(Lines of data)
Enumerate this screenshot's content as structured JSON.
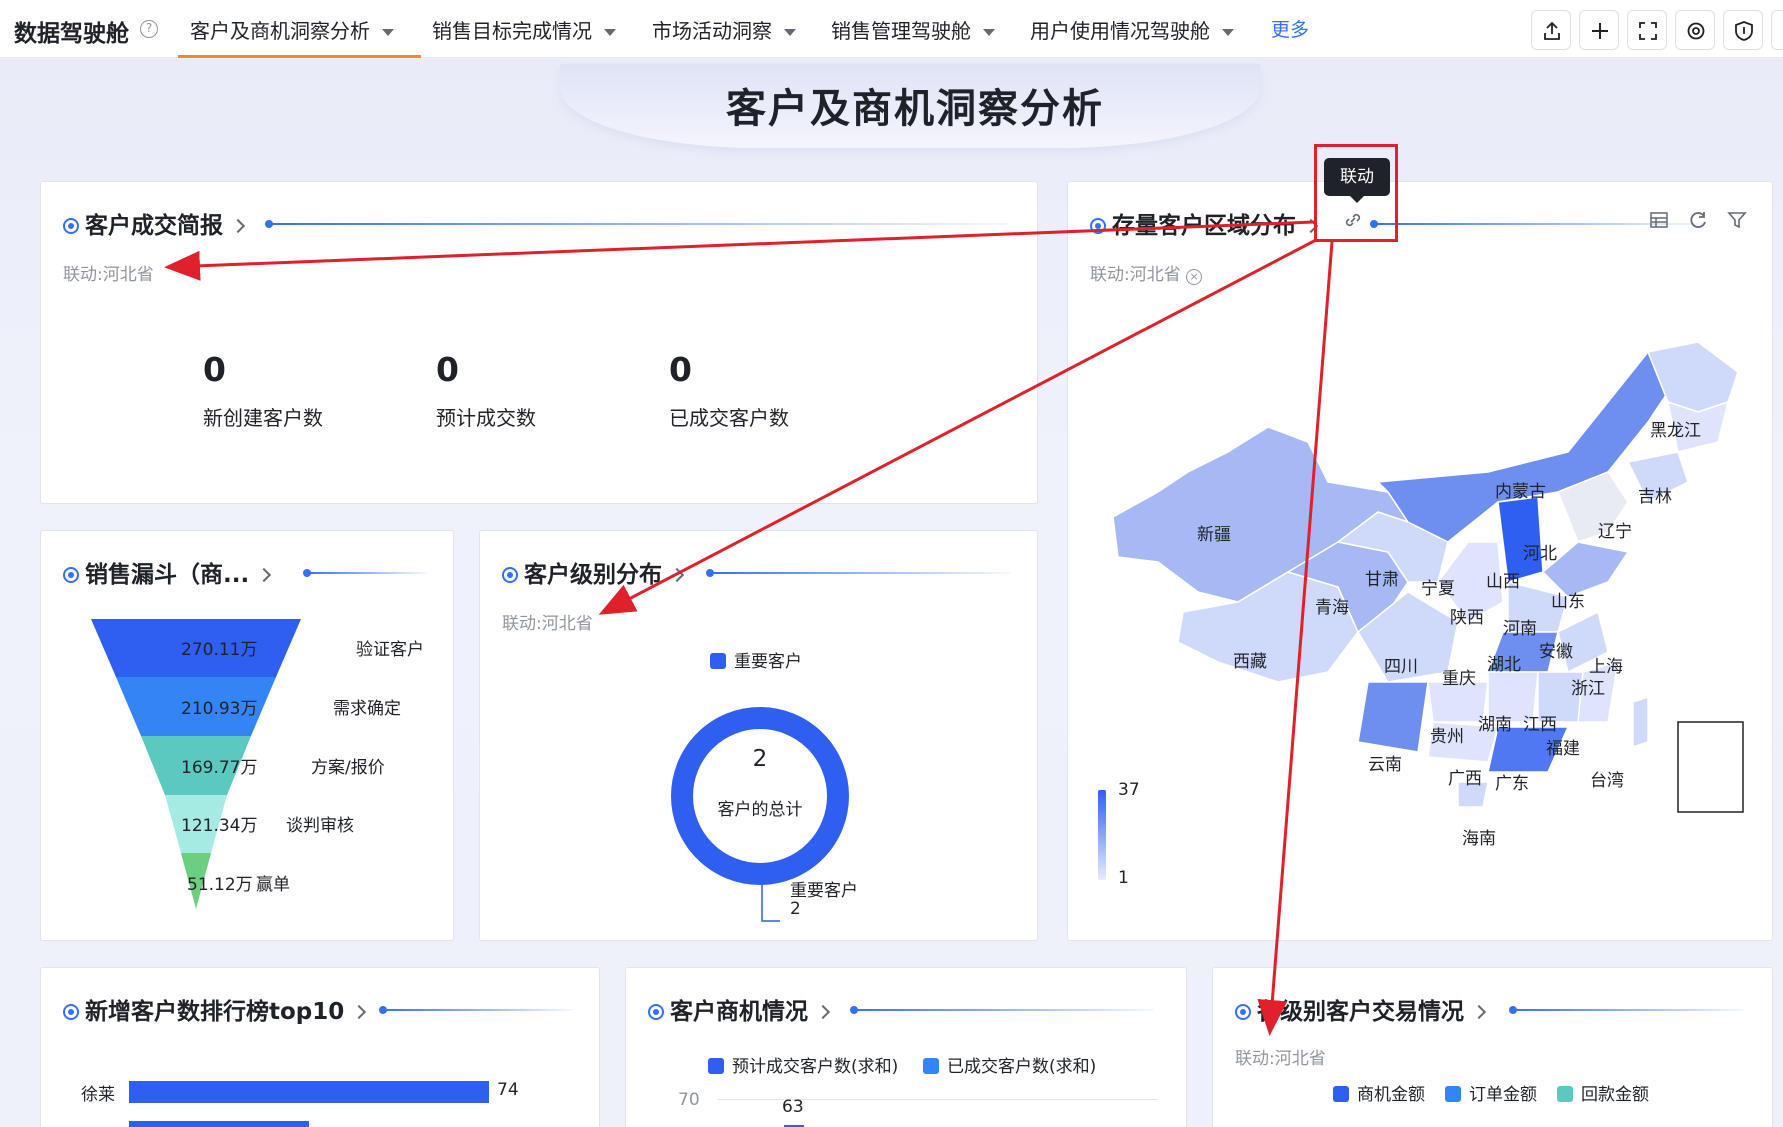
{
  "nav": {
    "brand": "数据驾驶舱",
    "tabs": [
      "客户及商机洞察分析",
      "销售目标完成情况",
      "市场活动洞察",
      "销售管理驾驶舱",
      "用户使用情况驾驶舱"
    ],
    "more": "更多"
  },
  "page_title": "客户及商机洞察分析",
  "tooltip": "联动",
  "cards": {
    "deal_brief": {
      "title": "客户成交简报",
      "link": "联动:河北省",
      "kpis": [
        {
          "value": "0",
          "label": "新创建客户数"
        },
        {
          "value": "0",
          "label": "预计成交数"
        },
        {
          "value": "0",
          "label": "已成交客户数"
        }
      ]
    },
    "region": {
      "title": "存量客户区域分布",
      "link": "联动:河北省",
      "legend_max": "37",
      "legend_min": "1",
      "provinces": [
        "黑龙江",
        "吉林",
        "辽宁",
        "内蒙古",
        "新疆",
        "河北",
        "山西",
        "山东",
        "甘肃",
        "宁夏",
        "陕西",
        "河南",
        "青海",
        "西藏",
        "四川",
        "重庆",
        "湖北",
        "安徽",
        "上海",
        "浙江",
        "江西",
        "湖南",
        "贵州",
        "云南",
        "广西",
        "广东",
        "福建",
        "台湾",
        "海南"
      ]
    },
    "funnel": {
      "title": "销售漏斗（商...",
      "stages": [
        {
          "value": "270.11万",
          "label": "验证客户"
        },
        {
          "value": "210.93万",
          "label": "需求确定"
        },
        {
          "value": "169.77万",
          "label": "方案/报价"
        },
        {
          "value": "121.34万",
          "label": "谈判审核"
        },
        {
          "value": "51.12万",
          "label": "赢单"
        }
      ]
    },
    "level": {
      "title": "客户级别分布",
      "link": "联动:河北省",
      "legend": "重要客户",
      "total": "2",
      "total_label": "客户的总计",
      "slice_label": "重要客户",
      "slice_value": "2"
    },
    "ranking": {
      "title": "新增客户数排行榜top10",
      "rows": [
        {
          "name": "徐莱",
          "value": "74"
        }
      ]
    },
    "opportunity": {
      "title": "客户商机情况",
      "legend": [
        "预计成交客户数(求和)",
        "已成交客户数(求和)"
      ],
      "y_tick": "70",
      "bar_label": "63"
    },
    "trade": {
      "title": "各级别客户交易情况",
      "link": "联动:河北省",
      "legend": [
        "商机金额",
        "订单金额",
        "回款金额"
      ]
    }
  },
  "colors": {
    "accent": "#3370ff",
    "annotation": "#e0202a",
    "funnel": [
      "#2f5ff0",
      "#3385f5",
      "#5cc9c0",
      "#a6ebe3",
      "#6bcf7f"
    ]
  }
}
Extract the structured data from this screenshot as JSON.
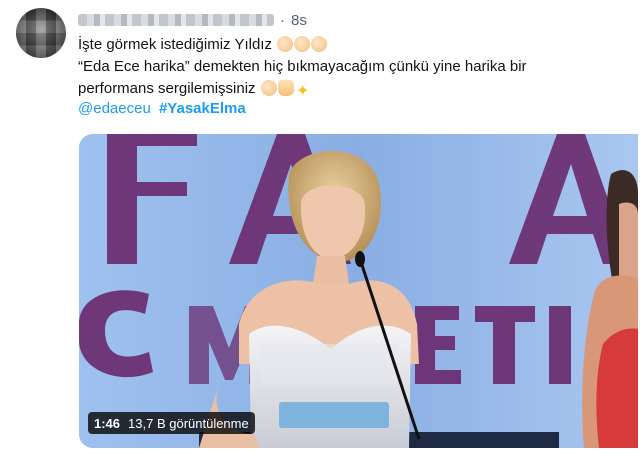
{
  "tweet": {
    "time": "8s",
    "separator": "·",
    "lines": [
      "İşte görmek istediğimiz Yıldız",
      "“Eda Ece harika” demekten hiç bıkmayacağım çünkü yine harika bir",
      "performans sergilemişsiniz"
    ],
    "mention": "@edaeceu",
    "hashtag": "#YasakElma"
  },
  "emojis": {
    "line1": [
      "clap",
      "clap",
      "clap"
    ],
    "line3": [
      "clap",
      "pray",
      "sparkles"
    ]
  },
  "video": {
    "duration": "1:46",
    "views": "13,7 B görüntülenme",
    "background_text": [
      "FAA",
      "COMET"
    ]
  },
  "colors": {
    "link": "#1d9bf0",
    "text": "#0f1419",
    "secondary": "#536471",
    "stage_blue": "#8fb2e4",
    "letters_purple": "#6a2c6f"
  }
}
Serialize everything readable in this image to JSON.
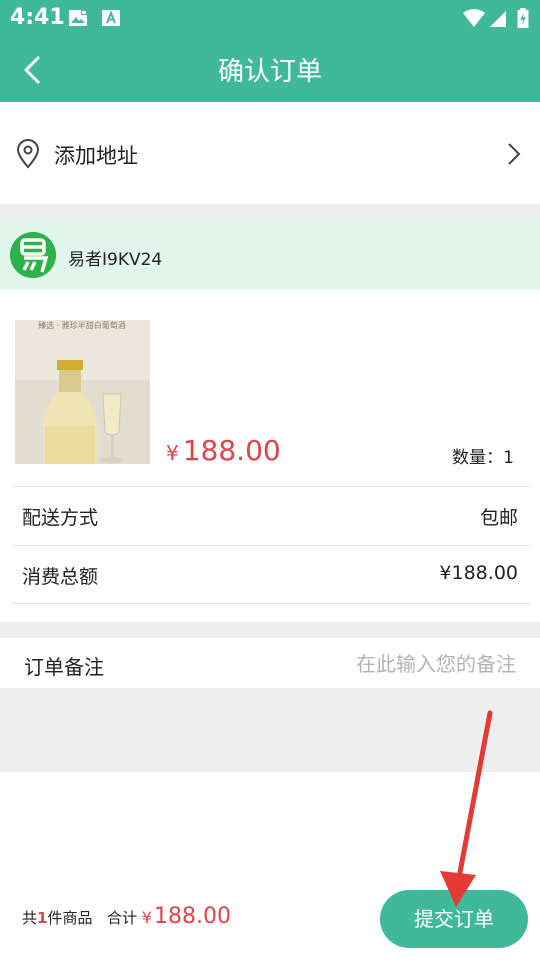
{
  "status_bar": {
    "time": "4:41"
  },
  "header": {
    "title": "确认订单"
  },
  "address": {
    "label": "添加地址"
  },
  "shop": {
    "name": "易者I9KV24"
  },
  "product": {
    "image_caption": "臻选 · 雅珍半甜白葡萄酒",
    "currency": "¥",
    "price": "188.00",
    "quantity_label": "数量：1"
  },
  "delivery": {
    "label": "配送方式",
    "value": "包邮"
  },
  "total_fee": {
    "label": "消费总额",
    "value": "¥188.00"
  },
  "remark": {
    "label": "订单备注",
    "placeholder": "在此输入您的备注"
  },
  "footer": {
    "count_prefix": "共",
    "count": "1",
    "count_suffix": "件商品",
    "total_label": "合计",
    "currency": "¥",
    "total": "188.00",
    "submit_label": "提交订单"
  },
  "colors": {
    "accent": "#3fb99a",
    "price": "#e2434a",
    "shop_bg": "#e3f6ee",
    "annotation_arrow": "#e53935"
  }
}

Task — Take each line of the material that contains the word "JSON" and list it.

Solved exercise —
Enumerate this screenshot's content as structured JSON.
Extract the structured data from this screenshot as JSON.
Serialize everything readable in this image to JSON.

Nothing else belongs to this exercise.